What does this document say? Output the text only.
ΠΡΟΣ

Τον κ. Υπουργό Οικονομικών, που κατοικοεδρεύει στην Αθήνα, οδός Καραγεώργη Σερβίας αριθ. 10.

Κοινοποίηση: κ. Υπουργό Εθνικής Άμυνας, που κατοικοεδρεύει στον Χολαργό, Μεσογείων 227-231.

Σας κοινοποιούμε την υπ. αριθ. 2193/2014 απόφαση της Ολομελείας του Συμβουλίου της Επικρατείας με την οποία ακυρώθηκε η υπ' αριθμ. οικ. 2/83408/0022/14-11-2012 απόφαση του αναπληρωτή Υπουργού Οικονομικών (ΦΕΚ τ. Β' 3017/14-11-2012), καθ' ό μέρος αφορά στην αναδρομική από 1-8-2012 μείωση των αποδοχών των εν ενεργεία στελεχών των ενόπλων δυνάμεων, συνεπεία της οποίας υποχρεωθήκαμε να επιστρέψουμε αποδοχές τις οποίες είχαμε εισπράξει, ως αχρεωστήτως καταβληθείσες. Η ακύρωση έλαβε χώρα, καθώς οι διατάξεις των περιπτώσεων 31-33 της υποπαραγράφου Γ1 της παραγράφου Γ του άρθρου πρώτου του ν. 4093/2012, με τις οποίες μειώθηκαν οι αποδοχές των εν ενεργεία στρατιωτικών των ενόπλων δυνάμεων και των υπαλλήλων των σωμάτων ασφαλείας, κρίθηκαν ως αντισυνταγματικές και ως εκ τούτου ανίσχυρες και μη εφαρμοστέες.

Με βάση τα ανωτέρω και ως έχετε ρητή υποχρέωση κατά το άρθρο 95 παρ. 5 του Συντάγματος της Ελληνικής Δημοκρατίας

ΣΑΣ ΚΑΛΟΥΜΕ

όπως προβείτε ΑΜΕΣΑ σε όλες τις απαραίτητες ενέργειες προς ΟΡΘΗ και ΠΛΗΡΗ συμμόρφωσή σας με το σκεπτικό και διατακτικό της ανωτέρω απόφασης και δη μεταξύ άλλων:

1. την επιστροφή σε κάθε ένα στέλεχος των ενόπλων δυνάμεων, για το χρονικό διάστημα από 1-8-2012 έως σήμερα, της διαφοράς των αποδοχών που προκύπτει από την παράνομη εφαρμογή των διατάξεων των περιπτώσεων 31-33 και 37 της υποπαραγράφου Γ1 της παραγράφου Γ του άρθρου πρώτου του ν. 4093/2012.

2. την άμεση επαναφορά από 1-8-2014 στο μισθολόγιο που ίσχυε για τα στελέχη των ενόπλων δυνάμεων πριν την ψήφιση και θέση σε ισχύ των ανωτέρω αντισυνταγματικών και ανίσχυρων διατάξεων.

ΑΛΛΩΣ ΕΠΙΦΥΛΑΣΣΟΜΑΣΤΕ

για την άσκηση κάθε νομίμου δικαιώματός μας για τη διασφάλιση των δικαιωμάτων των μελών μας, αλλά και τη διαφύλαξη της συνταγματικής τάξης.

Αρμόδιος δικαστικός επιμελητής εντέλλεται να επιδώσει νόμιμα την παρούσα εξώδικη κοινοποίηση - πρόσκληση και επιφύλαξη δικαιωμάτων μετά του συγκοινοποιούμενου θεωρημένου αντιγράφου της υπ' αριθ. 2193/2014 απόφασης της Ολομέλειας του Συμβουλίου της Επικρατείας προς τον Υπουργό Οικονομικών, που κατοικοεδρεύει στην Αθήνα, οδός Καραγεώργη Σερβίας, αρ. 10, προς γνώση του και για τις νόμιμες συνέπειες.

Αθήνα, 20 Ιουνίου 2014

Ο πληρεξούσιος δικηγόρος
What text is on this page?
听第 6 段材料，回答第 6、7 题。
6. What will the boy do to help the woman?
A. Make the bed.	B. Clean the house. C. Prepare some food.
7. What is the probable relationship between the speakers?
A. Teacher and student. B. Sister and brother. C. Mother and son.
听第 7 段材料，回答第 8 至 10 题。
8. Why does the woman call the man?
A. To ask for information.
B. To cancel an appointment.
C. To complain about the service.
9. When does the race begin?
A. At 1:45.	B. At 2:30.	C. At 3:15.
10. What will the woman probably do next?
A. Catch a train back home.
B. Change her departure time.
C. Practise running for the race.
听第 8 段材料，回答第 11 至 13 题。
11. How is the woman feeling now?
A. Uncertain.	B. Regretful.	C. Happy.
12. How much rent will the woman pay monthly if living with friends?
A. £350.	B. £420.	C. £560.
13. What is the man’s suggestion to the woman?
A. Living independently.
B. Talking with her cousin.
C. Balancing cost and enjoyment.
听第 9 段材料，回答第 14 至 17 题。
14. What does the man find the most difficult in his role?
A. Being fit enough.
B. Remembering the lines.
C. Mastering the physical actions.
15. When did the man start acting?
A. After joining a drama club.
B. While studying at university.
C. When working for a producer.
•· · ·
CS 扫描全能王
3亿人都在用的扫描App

▸ Exercise details: Set down all of the data above, word for word.

▸ Output of the exercise:
What does this document say? Output the text only.
ΠΡΟΣ

Τον κ. Υπουργό Οικονομικών, που κατοικοεδρεύει στην Αθήνα, οδός Καραγεώργη Σερβίας αριθ. 10.

Κοινοποίηση: κ. Υπουργό Εθνικής Άμυνας, που κατοικοεδρεύει στον Χολαργό, Μεσογείων 227-231.

Σας κοινοποιούμε την υπ. αριθ. 2193/2014 απόφαση της Ολομελείας του Συμβουλίου της Επικρατείας με την οποία ακυρώθηκε η υπ' αριθμ. οικ. 2/83408/0022/14-11-2012 απόφαση του αναπληρωτή Υπουργού Οικονομικών (ΦΕΚ τ. Β' 3017/14-11-2012), καθ' ό μέρος αφορά στην αναδρομική από 1-8-2012 μείωση των αποδοχών των εν ενεργεία στελεχών των ενόπλων δυνάμεων, συνεπεία της οποίας υποχρεωθήκαμε να επιστρέψουμε αποδοχές τις οποίες είχαμε εισπράξει, ως αχρεωστήτως καταβληθείσες. Η ακύρωση έλαβε χώρα, καθώς οι διατάξεις των περιπτώσεων 31-33 της υποπαραγράφου Γ1 της παραγράφου Γ του άρθρου πρώτου του ν. 4093/2012, με τις οποίες μειώθηκαν οι αποδοχές των εν ενεργεία στρατιωτικών των ενόπλων δυνάμεων και των υπαλλήλων των σωμάτων ασφαλείας, κρίθηκαν ως αντισυνταγματικές και ως εκ τούτου ανίσχυρες και μη εφαρμοστέες.

Με βάση τα ανωτέρω και ως έχετε ρητή υποχρέωση κατά το άρθρο 95 παρ. 5 του Συντάγματος της Ελληνικής Δημοκρατίας

ΣΑΣ ΚΑΛΟΥΜΕ

όπως προβείτε ΑΜΕΣΑ σε όλες τις απαραίτητες ενέργειες προς ΟΡΘΗ και ΠΛΗΡΗ συμμόρφωσή σας με το σκεπτικό και διατακτικό της ανωτέρω απόφασης και δη μεταξύ άλλων:

1. την επιστροφή σε κάθε ένα στέλεχος των ενόπλων δυνάμεων, για το χρονικό διάστημα από 1-8-2012 έως σήμερα, της διαφοράς των αποδοχών που προκύπτει από την παράνομη εφαρμογή των διατάξεων των περιπτώσεων 31-33 και 37 της υποπαραγράφου Γ1 της παραγράφου Γ του άρθρου πρώτου του ν. 4093/2012.

2. την άμεση επαναφορά από 1-8-2014 στο μισθολόγιο που ίσχυε για τα στελέχη των ενόπλων δυνάμεων πριν την ψήφιση και θέση σε ισχύ των ανωτέρω αντισυνταγματικών και ανίσχυρων διατάξεων.

ΑΛΛΩΣ ΕΠΙΦΥΛΑΣΣΟΜΑΣΤΕ

για την άσκηση κάθε νομίμου δικαιώματός μας για τη διασφάλιση των δικαιωμάτων των μελών μας, αλλά και τη διαφύλαξη της συνταγματικής τάξης.

Αρμόδιος δικαστικός επιμελητής εντέλλεται να επιδώσει νόμιμα την παρούσα εξώδικη κοινοποίηση - πρόσκληση και επιφύλαξη δικαιωμάτων μετά του συγκοινοποιούμενου θεωρημένου αντιγράφου της υπ' αριθ. 2193/2014 απόφασης της Ολομέλειας του Συμβουλίου της Επικρατείας προς τον Υπουργό Οικονομικών, που κατοικοεδρεύει στην Αθήνα, οδός Καραγεώργη Σερβίας, αρ. 10, προς γνώση του και για τις νόμιμες συνέπειες.

Αθήνα, 20 Ιουνίου 2014

Ο πληρεξούσιος δικηγόρος
What text is on this page?
听第 6 段材料，回答第 6、7 题。
6. What will the boy do to help the woman?
A. Make the bed.	B. Clean the house. C. Prepare some food.
7. What is the probable relationship between the speakers?
A. Teacher and student. B. Sister and brother. C. Mother and son.
听第 7 段材料，回答第 8 至 10 题。
8. Why does the woman call the man?
A. To ask for information.
B. To cancel an appointment.
C. To complain about the service.
9. When does the race begin?
A. At 1:45.	B. At 2:30.	C. At 3:15.
10. What will the woman probably do next?
A. Catch a train back home.
B. Change her departure time.
C. Practise running for the race.
听第 8 段材料，回答第 11 至 13 题。
11. How is the woman feeling now?
A. Uncertain.	B. Regretful.	C. Happy.
12. How much rent will the woman pay monthly if living with friends?
A. £350.	B. £420.	C. £560.
13. What is the man’s suggestion to the woman?
A. Living independently.
B. Talking with her cousin.
C. Balancing cost and enjoyment.
听第 9 段材料，回答第 14 至 17 题。
14. What does the man find the most difficult in his role?
A. Being fit enough.
B. Remembering the lines.
C. Mastering the physical actions.
15. When did the man start acting?
A. After joining a drama club.
B. While studying at university.
C. When working for a producer.
•· · ·
CS 扫描全能王
3亿人都在用的扫描App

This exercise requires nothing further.